'''

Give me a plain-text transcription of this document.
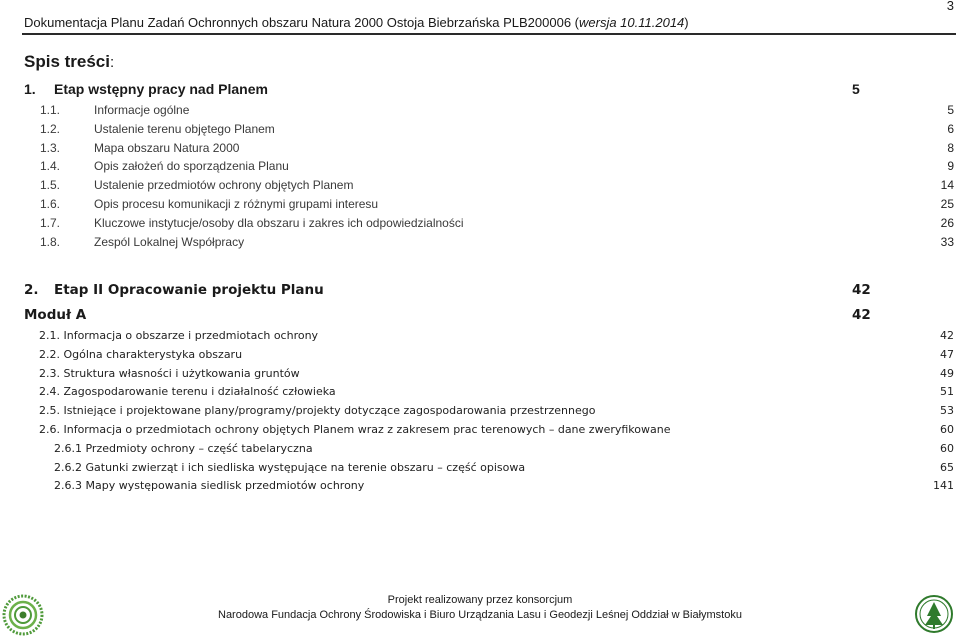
Dokumentacja Planu Zadań Ochronnych obszaru Natura 2000 Ostoja Biebrzańska PLB200006 (wersja 10.11.2014)
3
Spis treści:
1. Etap wstępny pracy nad Planem	5
1.1.	Informacje ogólne	5
1.2.	Ustalenie terenu objętego Planem	6
1.3.	Mapa obszaru Natura 2000	8
1.4.	Opis założeń do sporządzenia Planu	9
1.5.	Ustalenie przedmiotów ochrony objętych Planem	14
1.6.	Opis procesu komunikacji z różnymi grupami interesu	25
1.7.	Kluczowe instytucje/osoby dla obszaru i zakres ich odpowiedzialności	26
1.8.	Zespól Lokalnej Współpracy	33
2. Etap II Opracowanie projektu Planu	42
Moduł A	42
2.1. Informacja o obszarze i przedmiotach ochrony	42
2.2. Ogólna charakterystyka obszaru	47
2.3. Struktura własności i użytkowania gruntów	49
2.4. Zagospodarowanie terenu i działalność człowieka	51
2.5. Istniejące i projektowane plany/programy/projekty dotyczące zagospodarowania przestrzennego	53
2.6. Informacja o przedmiotach ochrony objętych Planem wraz z zakresem prac terenowych – dane zweryfikowane	60
2.6.1 Przedmioty ochrony – część tabelaryczna	60
2.6.2 Gatunki zwierząt i ich siedliska występujące na terenie obszaru – część opisowa	65
2.6.3 Mapy występowania siedlisk przedmiotów ochrony	141
Projekt realizowany przez konsorcjum
Narodowa Fundacja Ochrony Środowiska i Biuro Urządzania Lasu i Geodezji Leśnej Oddział w Białymstoku
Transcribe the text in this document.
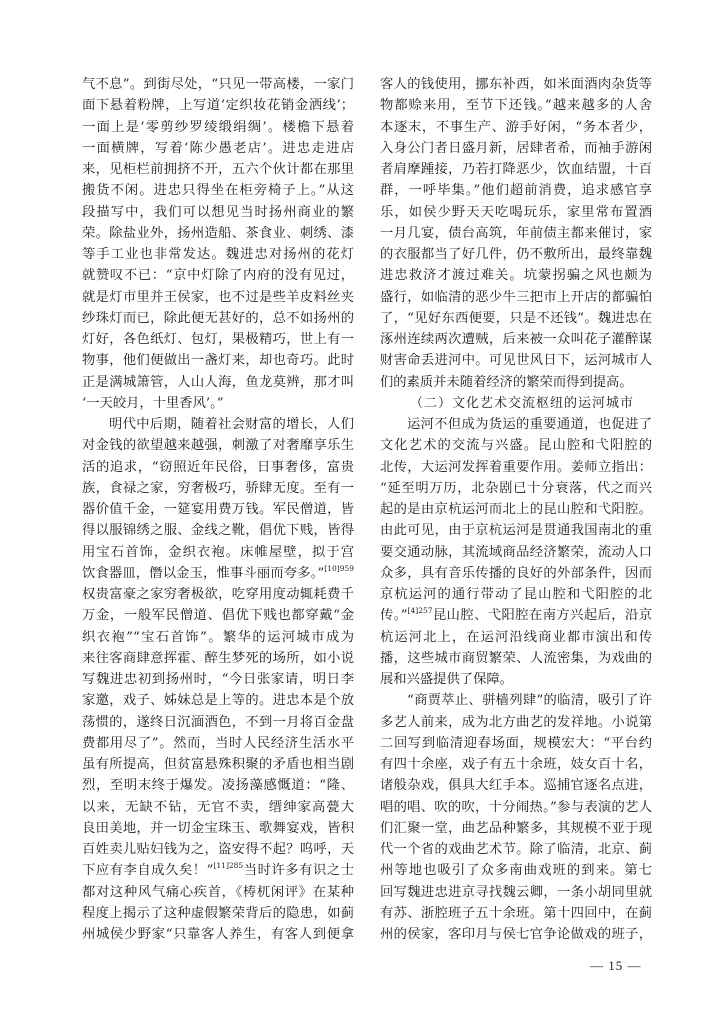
气不息”。到街尽处，“只见一带高楼，一家门
面下悬着粉牌，上写道‘定织妆花销金洒线’；
一面上是‘零剪纱罗绫缎绢绸’。楼檐下悬着
一面横牌，写着‘陈少愚老店’。进忠走进店
来，见柜栏前拥挤不开，五六个伙计都在那里
搬货不闲。进忠只得坐在柜旁椅子上。”从这
段描写中，我们可以想见当时扬州商业的繁
荣。除盐业外，扬州造船、茶食业、刺绣、漆
等手工业也非常发达。魏进忠对扬州的花灯
就赞叹不已：“京中灯除了内府的没有见过，
就是灯市里并王侯家，也不过是些羊皮料丝夹
纱珠灯而已，除此便无甚好的，总不如扬州的
灯好，各色纸灯、包灯，果极精巧，世上有一
物事，他们便做出一盏灯来，却也奇巧。此时
正是满城箫管，人山人海，鱼龙莫辨，那才叫
‘一天皎月，十里香风’。”
明代中后期，随着社会财富的增长，人们
对金钱的欲望越来越强，刺激了对奢靡享乐生
活的追求，“窃照近年民俗，日事奢侈，富贵
族，食禄之家，穷奢极巧，骄肆无度。至有一
器价值千金，一筵宴用费万钱。军民僧道，皆
得以服锦绣之服、金线之靴，倡优下贱，皆得
用宝石首饰，金织衣袍。床帷屋壁，拟于宫
饮食器皿，僭以金玉，惟事斗丽而夸多。”$^{[10]959}$
权贵富豪之家穷奢极欲，吃穿用度动辄耗费千
万金，一般军民僧道、倡优下贱也都穿戴“金
织衣袍”“宝石首饰”。繁华的运河城市成为
来往客商肆意挥霍、醉生梦死的场所，如小说
写魏进忠初到扬州时，“今日张家请，明日李
家邀，戏子、姊妹总是上等的。进忠本是个放
荡惯的，遂终日沉湎酒色，不到一月将百金盘
费都用尽了”。然而，当时人民经济生活水平
虽有所提高，但贫富悬殊积聚的矛盾也相当剧
烈，至明末终于爆发。凌扬藻感慨道：“隆、
以来，无缺不钻，无官不卖，缙绅家高甍大
良田美地，并一切金宝珠玉、歌舞宴戏，皆积
百姓卖儿贴妇钱为之，盗安得不起？呜呼，天
下应有李自成久矣！”$^{[11]285}$当时许多有识之士
都对这种风气痛心疾首，《梼杌闲评》在某种
程度上揭示了这种虚假繁荣背后的隐患，如蓟
州城侯少野家“只靠客人养生，有客人到便拿
客人的钱使用，挪东补西，如米面酒肉杂货等
物都赊来用，至节下还钱。”越来越多的人舍
本逐末，不事生产、游手好闲，“务本者少，
入身公门者日盛月新，居肆者希，而袖手游闲
者肩摩踵接，乃若打降恶少，饮血结盟，十百
群，一呼毕集。”他们超前消费，追求感官享
乐，如侯少野天天吃喝玩乐，家里常布置酒
一月几宴，债台高筑，年前债主都来催讨，家
的衣服都当了好几件，仍不敷所出，最终靠魏
进忠救济才渡过难关。坑蒙拐骗之风也颇为
盛行，如临清的恶少牛三把市上开店的都骗怕
了，“见好东西便要，只是不还钱”。魏进忠在
涿州连续两次遭贼，后来被一众叫花子灌醉谋
财害命丢进河中。可见世风日下，运河城市人
们的素质并未随着经济的繁荣而得到提高。
（二）文化艺术交流枢纽的运河城市
运河不但成为货运的重要通道，也促进了
文化艺术的交流与兴盛。昆山腔和弋阳腔的
北传，大运河发挥着重要作用。姜师立指出：
“延至明万历，北杂剧已十分衰落，代之而兴
起的是由京杭运河而北上的昆山腔和弋阳腔。
由此可见，由于京杭运河是贯通我国南北的重
要交通动脉，其流域商品经济繁荣，流动人口
众多，具有音乐传播的良好的外部条件，因而
京杭运河的通行带动了昆山腔和弋阳腔的北
传。”$^{[4]257}$昆山腔、弋阳腔在南方兴起后，沿京
杭运河北上，在运河沿线商业都市演出和传
播，这些城市商贸繁荣、人流密集，为戏曲的
展和兴盛提供了保障。
“商贾萃止、骈樯列肆”的临清，吸引了许
多艺人前来，成为北方曲艺的发祥地。小说第
二回写到临清迎春场面，规模宏大：“平台约
有四十余座，戏子有五十余班，妓女百十名，
诸般杂戏，俱具大红手本。巡捕官逐名点进，
唱的唱、吹的吹，十分闹热。”参与表演的艺人
们汇聚一堂，曲艺品种繁多，其规模不亚于现
代一个省的戏曲艺术节。除了临清，北京、蓟
州等地也吸引了众多南曲戏班的到来。第七
回写魏进忠进京寻找魏云卿，一条小胡同里就
有苏、浙腔班子五十余班。第十四回中，在蓟
州的侯家，客印月与侯七官争论做戏的班子，
— 15 —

'''

Make an exact copy of the whole listing, but don't bring over any pictures.

Output:
Give me a plain-text transcription of this document.
Dokumentacja Planu Zadań Ochronnych obszaru Natura 2000 Ostoja Biebrzańska PLB200006 (wersja 10.11.2014)
3
Spis treści:
1. Etap wstępny pracy nad Planem	5
1.1.	Informacje ogólne	5
1.2.	Ustalenie terenu objętego Planem	6
1.3.	Mapa obszaru Natura 2000	8
1.4.	Opis założeń do sporządzenia Planu	9
1.5.	Ustalenie przedmiotów ochrony objętych Planem	14
1.6.	Opis procesu komunikacji z różnymi grupami interesu	25
1.7.	Kluczowe instytucje/osoby dla obszaru i zakres ich odpowiedzialności	26
1.8.	Zespól Lokalnej Współpracy	33
2. Etap II Opracowanie projektu Planu	42
Moduł A	42
2.1. Informacja o obszarze i przedmiotach ochrony	42
2.2. Ogólna charakterystyka obszaru	47
2.3. Struktura własności i użytkowania gruntów	49
2.4. Zagospodarowanie terenu i działalność człowieka	51
2.5. Istniejące i projektowane plany/programy/projekty dotyczące zagospodarowania przestrzennego	53
2.6. Informacja o przedmiotach ochrony objętych Planem wraz z zakresem prac terenowych – dane zweryfikowane	60
2.6.1 Przedmioty ochrony – część tabelaryczna	60
2.6.2 Gatunki zwierząt i ich siedliska występujące na terenie obszaru – część opisowa	65
2.6.3 Mapy występowania siedlisk przedmiotów ochrony	141
Projekt realizowany przez konsorcjum
Narodowa Fundacja Ochrony Środowiska i Biuro Urządzania Lasu i Geodezji Leśnej Oddział w Białymstoku
Transcribe the text in this document.
气不息”。到街尽处，“只见一带高楼，一家门
面下悬着粉牌，上写道‘定织妆花销金洒线’；
一面上是‘零剪纱罗绫缎绢绸’。楼檐下悬着
一面横牌，写着‘陈少愚老店’。进忠走进店
来，见柜栏前拥挤不开，五六个伙计都在那里
搬货不闲。进忠只得坐在柜旁椅子上。”从这
段描写中，我们可以想见当时扬州商业的繁
荣。除盐业外，扬州造船、茶食业、刺绣、漆
等手工业也非常发达。魏进忠对扬州的花灯
就赞叹不已：“京中灯除了内府的没有见过，
就是灯市里并王侯家，也不过是些羊皮料丝夹
纱珠灯而已，除此便无甚好的，总不如扬州的
灯好，各色纸灯、包灯，果极精巧，世上有一
物事，他们便做出一盏灯来，却也奇巧。此时
正是满城箫管，人山人海，鱼龙莫辨，那才叫
‘一天皎月，十里香风’。”
明代中后期，随着社会财富的增长，人们
对金钱的欲望越来越强，刺激了对奢靡享乐生
活的追求，“窃照近年民俗，日事奢侈，富贵
族，食禄之家，穷奢极巧，骄肆无度。至有一
器价值千金，一筵宴用费万钱。军民僧道，皆
得以服锦绣之服、金线之靴，倡优下贱，皆得
用宝石首饰，金织衣袍。床帷屋壁，拟于宫
饮食器皿，僭以金玉，惟事斗丽而夸多。”$^{[10]959}$
权贵富豪之家穷奢极欲，吃穿用度动辄耗费千
万金，一般军民僧道、倡优下贱也都穿戴“金
织衣袍”“宝石首饰”。繁华的运河城市成为
来往客商肆意挥霍、醉生梦死的场所，如小说
写魏进忠初到扬州时，“今日张家请，明日李
家邀，戏子、姊妹总是上等的。进忠本是个放
荡惯的，遂终日沉湎酒色，不到一月将百金盘
费都用尽了”。然而，当时人民经济生活水平
虽有所提高，但贫富悬殊积聚的矛盾也相当剧
烈，至明末终于爆发。凌扬藻感慨道：“隆、
以来，无缺不钻，无官不卖，缙绅家高甍大
良田美地，并一切金宝珠玉、歌舞宴戏，皆积
百姓卖儿贴妇钱为之，盗安得不起？呜呼，天
下应有李自成久矣！”$^{[11]285}$当时许多有识之士
都对这种风气痛心疾首，《梼杌闲评》在某种
程度上揭示了这种虚假繁荣背后的隐患，如蓟
州城侯少野家“只靠客人养生，有客人到便拿
客人的钱使用，挪东补西，如米面酒肉杂货等
物都赊来用，至节下还钱。”越来越多的人舍
本逐末，不事生产、游手好闲，“务本者少，
入身公门者日盛月新，居肆者希，而袖手游闲
者肩摩踵接，乃若打降恶少，饮血结盟，十百
群，一呼毕集。”他们超前消费，追求感官享
乐，如侯少野天天吃喝玩乐，家里常布置酒
一月几宴，债台高筑，年前债主都来催讨，家
的衣服都当了好几件，仍不敷所出，最终靠魏
进忠救济才渡过难关。坑蒙拐骗之风也颇为
盛行，如临清的恶少牛三把市上开店的都骗怕
了，“见好东西便要，只是不还钱”。魏进忠在
涿州连续两次遭贼，后来被一众叫花子灌醉谋
财害命丢进河中。可见世风日下，运河城市人
们的素质并未随着经济的繁荣而得到提高。
（二）文化艺术交流枢纽的运河城市
运河不但成为货运的重要通道，也促进了
文化艺术的交流与兴盛。昆山腔和弋阳腔的
北传，大运河发挥着重要作用。姜师立指出：
“延至明万历，北杂剧已十分衰落，代之而兴
起的是由京杭运河而北上的昆山腔和弋阳腔。
由此可见，由于京杭运河是贯通我国南北的重
要交通动脉，其流域商品经济繁荣，流动人口
众多，具有音乐传播的良好的外部条件，因而
京杭运河的通行带动了昆山腔和弋阳腔的北
传。”$^{[4]257}$昆山腔、弋阳腔在南方兴起后，沿京
杭运河北上，在运河沿线商业都市演出和传
播，这些城市商贸繁荣、人流密集，为戏曲的
展和兴盛提供了保障。
“商贾萃止、骈樯列肆”的临清，吸引了许
多艺人前来，成为北方曲艺的发祥地。小说第
二回写到临清迎春场面，规模宏大：“平台约
有四十余座，戏子有五十余班，妓女百十名，
诸般杂戏，俱具大红手本。巡捕官逐名点进，
唱的唱、吹的吹，十分闹热。”参与表演的艺人
们汇聚一堂，曲艺品种繁多，其规模不亚于现
代一个省的戏曲艺术节。除了临清，北京、蓟
州等地也吸引了众多南曲戏班的到来。第七
回写魏进忠进京寻找魏云卿，一条小胡同里就
有苏、浙腔班子五十余班。第十四回中，在蓟
州的侯家，客印月与侯七官争论做戏的班子，
— 15 —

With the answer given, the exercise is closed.